Exercise
Everything in the listing except the pictures should be written out exactly.

Stored data entries
+++

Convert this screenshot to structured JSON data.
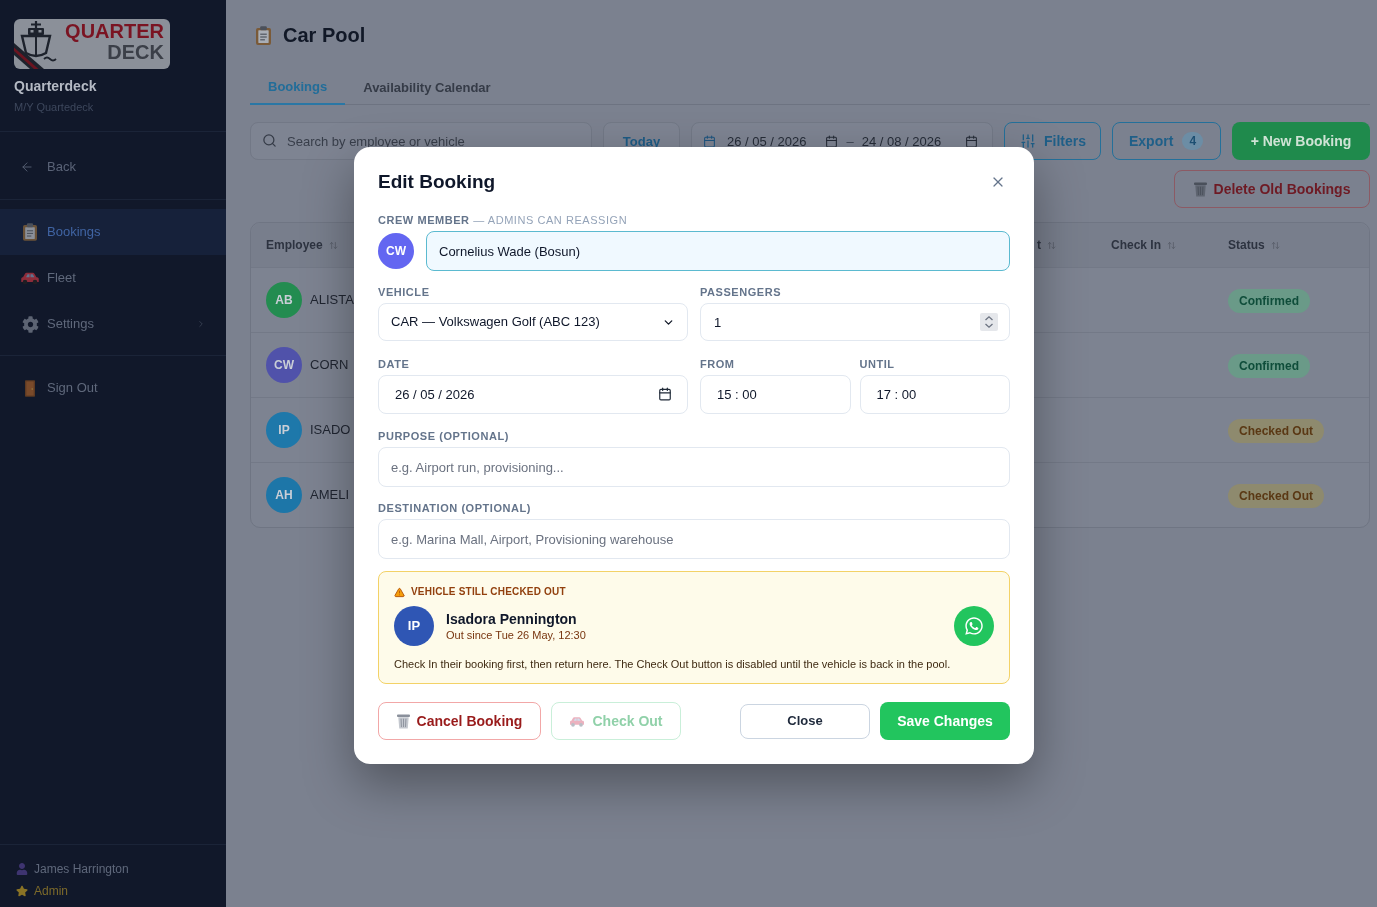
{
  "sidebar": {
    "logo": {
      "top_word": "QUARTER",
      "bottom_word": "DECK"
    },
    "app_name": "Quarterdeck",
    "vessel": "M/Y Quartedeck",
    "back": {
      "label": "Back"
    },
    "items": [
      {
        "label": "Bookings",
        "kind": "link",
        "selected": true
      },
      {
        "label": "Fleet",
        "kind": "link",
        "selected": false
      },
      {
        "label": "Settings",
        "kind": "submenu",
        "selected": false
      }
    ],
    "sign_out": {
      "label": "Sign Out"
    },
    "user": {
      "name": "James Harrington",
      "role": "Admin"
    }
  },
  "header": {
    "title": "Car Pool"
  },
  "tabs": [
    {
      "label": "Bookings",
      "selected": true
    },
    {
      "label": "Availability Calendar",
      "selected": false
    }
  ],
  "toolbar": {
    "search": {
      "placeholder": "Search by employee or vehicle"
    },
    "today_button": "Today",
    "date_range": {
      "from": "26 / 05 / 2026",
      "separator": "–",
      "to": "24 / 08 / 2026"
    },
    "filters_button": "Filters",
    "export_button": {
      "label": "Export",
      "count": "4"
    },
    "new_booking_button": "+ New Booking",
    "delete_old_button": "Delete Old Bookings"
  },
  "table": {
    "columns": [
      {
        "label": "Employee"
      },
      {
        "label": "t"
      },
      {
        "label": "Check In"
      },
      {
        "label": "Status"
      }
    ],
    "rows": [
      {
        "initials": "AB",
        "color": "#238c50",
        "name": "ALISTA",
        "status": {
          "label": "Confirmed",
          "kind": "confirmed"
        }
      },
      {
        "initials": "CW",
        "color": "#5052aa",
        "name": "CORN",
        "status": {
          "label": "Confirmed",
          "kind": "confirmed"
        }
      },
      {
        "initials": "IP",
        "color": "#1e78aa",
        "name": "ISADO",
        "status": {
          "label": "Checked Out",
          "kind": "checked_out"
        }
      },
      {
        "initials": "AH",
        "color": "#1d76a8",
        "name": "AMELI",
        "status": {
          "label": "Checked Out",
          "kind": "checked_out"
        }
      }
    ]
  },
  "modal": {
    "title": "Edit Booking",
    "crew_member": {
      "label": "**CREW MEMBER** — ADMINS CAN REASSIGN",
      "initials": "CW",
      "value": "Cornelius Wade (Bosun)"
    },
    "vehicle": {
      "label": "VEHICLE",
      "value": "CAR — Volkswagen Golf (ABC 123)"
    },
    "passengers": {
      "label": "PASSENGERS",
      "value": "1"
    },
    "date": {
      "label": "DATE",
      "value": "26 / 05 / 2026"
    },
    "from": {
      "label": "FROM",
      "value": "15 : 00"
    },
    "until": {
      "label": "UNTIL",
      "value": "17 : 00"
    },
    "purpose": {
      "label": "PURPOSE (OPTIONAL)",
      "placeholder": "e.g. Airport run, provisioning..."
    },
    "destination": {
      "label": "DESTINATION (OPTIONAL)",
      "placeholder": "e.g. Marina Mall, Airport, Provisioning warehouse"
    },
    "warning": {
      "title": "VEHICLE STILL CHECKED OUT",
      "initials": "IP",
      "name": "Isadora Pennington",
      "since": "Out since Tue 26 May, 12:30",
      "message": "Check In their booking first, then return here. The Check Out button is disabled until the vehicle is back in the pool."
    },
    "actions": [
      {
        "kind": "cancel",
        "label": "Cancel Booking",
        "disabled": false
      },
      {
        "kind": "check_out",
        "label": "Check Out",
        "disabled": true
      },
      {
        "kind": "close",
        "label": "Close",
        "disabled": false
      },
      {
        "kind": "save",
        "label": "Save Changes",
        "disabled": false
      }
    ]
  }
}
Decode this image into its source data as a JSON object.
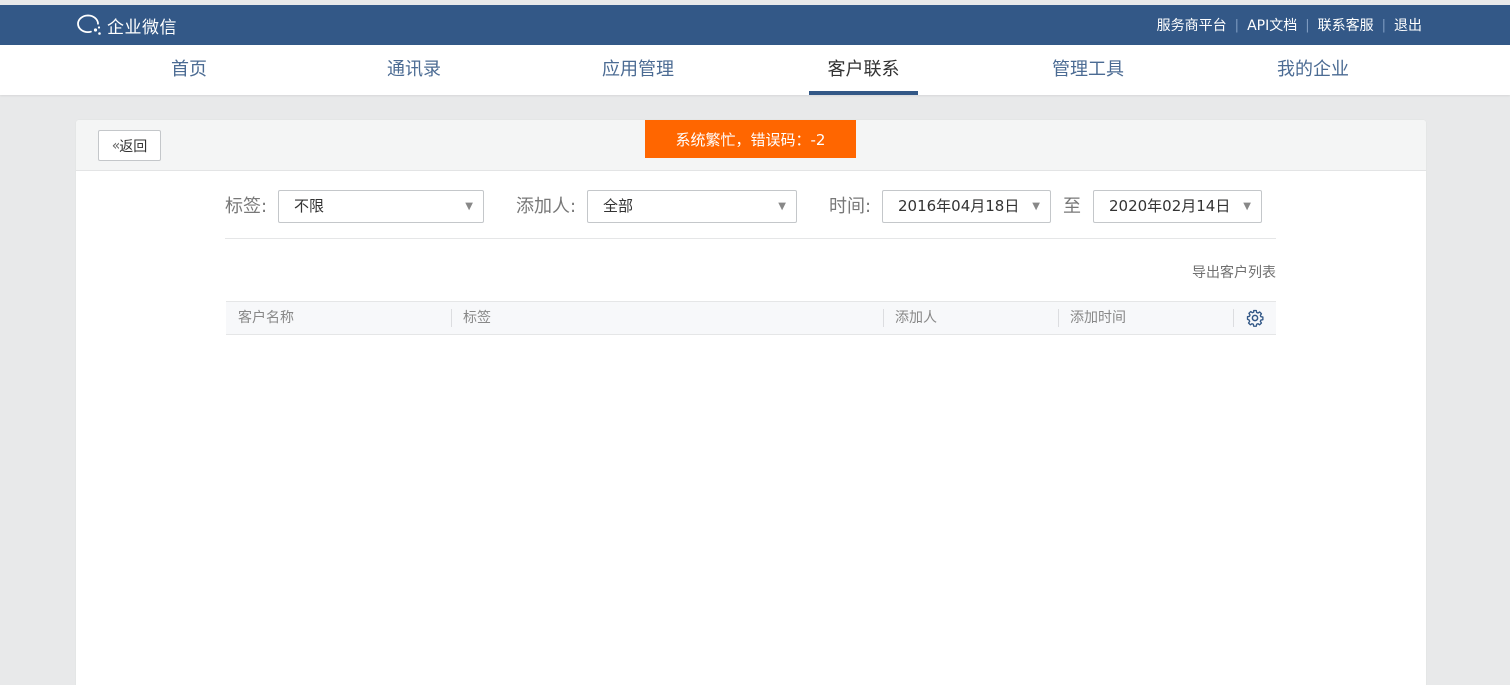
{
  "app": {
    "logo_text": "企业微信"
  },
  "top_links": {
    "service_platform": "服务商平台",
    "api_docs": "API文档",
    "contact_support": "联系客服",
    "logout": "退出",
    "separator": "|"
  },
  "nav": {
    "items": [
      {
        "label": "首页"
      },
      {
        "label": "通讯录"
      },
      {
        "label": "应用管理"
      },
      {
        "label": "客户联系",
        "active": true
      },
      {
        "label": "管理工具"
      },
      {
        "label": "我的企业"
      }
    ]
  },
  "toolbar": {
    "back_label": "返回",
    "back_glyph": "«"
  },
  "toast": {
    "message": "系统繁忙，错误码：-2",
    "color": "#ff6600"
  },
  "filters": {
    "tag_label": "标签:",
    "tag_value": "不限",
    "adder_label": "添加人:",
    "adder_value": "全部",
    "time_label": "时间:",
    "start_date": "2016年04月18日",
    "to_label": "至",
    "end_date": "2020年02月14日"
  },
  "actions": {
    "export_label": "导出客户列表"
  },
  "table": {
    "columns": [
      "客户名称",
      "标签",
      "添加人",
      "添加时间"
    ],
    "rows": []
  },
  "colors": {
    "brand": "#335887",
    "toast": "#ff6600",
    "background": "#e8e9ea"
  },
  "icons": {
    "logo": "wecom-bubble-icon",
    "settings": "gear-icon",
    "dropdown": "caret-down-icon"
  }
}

+++

Task solution
Convert this screenshot to structured JSON data.
{
  "sidebar": {
    "logo": {
      "top_word": "QUARTER",
      "bottom_word": "DECK"
    },
    "app_name": "Quarterdeck",
    "vessel": "M/Y Quartedeck",
    "back": {
      "label": "Back"
    },
    "items": [
      {
        "label": "Bookings",
        "kind": "link",
        "selected": true
      },
      {
        "label": "Fleet",
        "kind": "link",
        "selected": false
      },
      {
        "label": "Settings",
        "kind": "submenu",
        "selected": false
      }
    ],
    "sign_out": {
      "label": "Sign Out"
    },
    "user": {
      "name": "James Harrington",
      "role": "Admin"
    }
  },
  "header": {
    "title": "Car Pool"
  },
  "tabs": [
    {
      "label": "Bookings",
      "selected": true
    },
    {
      "label": "Availability Calendar",
      "selected": false
    }
  ],
  "toolbar": {
    "search": {
      "placeholder": "Search by employee or vehicle"
    },
    "today_button": "Today",
    "date_range": {
      "from": "26 / 05 / 2026",
      "separator": "–",
      "to": "24 / 08 / 2026"
    },
    "filters_button": "Filters",
    "export_button": {
      "label": "Export",
      "count": "4"
    },
    "new_booking_button": "+ New Booking",
    "delete_old_button": "Delete Old Bookings"
  },
  "table": {
    "columns": [
      {
        "label": "Employee"
      },
      {
        "label": "t"
      },
      {
        "label": "Check In"
      },
      {
        "label": "Status"
      }
    ],
    "rows": [
      {
        "initials": "AB",
        "color": "#238c50",
        "name": "ALISTA",
        "status": {
          "label": "Confirmed",
          "kind": "confirmed"
        }
      },
      {
        "initials": "CW",
        "color": "#5052aa",
        "name": "CORN",
        "status": {
          "label": "Confirmed",
          "kind": "confirmed"
        }
      },
      {
        "initials": "IP",
        "color": "#1e78aa",
        "name": "ISADO",
        "status": {
          "label": "Checked Out",
          "kind": "checked_out"
        }
      },
      {
        "initials": "AH",
        "color": "#1d76a8",
        "name": "AMELI",
        "status": {
          "label": "Checked Out",
          "kind": "checked_out"
        }
      }
    ]
  },
  "modal": {
    "title": "Edit Booking",
    "crew_member": {
      "label": "**CREW MEMBER** — ADMINS CAN REASSIGN",
      "initials": "CW",
      "value": "Cornelius Wade (Bosun)"
    },
    "vehicle": {
      "label": "VEHICLE",
      "value": "CAR — Volkswagen Golf (ABC 123)"
    },
    "passengers": {
      "label": "PASSENGERS",
      "value": "1"
    },
    "date": {
      "label": "DATE",
      "value": "26 / 05 / 2026"
    },
    "from": {
      "label": "FROM",
      "value": "15 : 00"
    },
    "until": {
      "label": "UNTIL",
      "value": "17 : 00"
    },
    "purpose": {
      "label": "PURPOSE (OPTIONAL)",
      "placeholder": "e.g. Airport run, provisioning..."
    },
    "destination": {
      "label": "DESTINATION (OPTIONAL)",
      "placeholder": "e.g. Marina Mall, Airport, Provisioning warehouse"
    },
    "warning": {
      "title": "VEHICLE STILL CHECKED OUT",
      "initials": "IP",
      "name": "Isadora Pennington",
      "since": "Out since Tue 26 May, 12:30",
      "message": "Check In their booking first, then return here. The Check Out button is disabled until the vehicle is back in the pool."
    },
    "actions": [
      {
        "kind": "cancel",
        "label": "Cancel Booking",
        "disabled": false
      },
      {
        "kind": "check_out",
        "label": "Check Out",
        "disabled": true
      },
      {
        "kind": "close",
        "label": "Close",
        "disabled": false
      },
      {
        "kind": "save",
        "label": "Save Changes",
        "disabled": false
      }
    ]
  }
}
Decode this image into its source data as a JSON object.
{
  "app": {
    "logo_text": "企业微信"
  },
  "top_links": {
    "service_platform": "服务商平台",
    "api_docs": "API文档",
    "contact_support": "联系客服",
    "logout": "退出",
    "separator": "|"
  },
  "nav": {
    "items": [
      {
        "label": "首页"
      },
      {
        "label": "通讯录"
      },
      {
        "label": "应用管理"
      },
      {
        "label": "客户联系",
        "active": true
      },
      {
        "label": "管理工具"
      },
      {
        "label": "我的企业"
      }
    ]
  },
  "toolbar": {
    "back_label": "返回",
    "back_glyph": "«"
  },
  "toast": {
    "message": "系统繁忙，错误码：-2",
    "color": "#ff6600"
  },
  "filters": {
    "tag_label": "标签:",
    "tag_value": "不限",
    "adder_label": "添加人:",
    "adder_value": "全部",
    "time_label": "时间:",
    "start_date": "2016年04月18日",
    "to_label": "至",
    "end_date": "2020年02月14日"
  },
  "actions": {
    "export_label": "导出客户列表"
  },
  "table": {
    "columns": [
      "客户名称",
      "标签",
      "添加人",
      "添加时间"
    ],
    "rows": []
  },
  "colors": {
    "brand": "#335887",
    "toast": "#ff6600",
    "background": "#e8e9ea"
  },
  "icons": {
    "logo": "wecom-bubble-icon",
    "settings": "gear-icon",
    "dropdown": "caret-down-icon"
  }
}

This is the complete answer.